------ Records for the task ------

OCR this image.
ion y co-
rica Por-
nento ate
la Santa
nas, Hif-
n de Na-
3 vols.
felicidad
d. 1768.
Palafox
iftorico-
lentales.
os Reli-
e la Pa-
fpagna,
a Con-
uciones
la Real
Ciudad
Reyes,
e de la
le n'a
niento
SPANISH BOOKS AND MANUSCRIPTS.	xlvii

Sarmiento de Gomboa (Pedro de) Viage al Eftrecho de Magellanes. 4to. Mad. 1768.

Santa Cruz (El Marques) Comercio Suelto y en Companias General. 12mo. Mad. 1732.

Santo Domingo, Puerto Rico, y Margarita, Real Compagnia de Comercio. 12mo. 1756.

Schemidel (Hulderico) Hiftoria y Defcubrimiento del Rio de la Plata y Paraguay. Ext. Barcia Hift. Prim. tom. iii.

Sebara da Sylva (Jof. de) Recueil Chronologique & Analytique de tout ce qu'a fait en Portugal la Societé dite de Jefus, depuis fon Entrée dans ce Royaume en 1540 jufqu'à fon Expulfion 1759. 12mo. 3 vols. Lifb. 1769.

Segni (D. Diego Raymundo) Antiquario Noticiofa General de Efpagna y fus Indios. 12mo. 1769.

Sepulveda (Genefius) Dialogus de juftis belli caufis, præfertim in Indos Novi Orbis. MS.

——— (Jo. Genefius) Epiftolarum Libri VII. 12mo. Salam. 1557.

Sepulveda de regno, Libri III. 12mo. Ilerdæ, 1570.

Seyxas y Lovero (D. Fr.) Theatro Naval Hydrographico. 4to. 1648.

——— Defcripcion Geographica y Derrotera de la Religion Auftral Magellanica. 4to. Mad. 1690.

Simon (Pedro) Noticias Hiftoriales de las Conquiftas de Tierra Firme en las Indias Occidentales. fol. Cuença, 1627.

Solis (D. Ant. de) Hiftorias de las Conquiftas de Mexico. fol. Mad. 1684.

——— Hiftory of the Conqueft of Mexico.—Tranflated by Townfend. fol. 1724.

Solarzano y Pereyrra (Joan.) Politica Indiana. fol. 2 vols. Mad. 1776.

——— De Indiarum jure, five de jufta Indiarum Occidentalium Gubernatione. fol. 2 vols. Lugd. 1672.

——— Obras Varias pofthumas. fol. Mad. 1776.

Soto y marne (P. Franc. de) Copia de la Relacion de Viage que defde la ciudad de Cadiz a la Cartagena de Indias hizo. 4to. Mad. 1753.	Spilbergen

------

● Short task
Show every line of the records above that contains the word "Comercio".

● Written response
Santa Cruz (El Marques) Comercio Suelto y en Companias General. 12mo. Mad. 1732.
Santo Domingo, Puerto Rico, y Margarita, Real Compagnia de Comercio. 12mo. 1756.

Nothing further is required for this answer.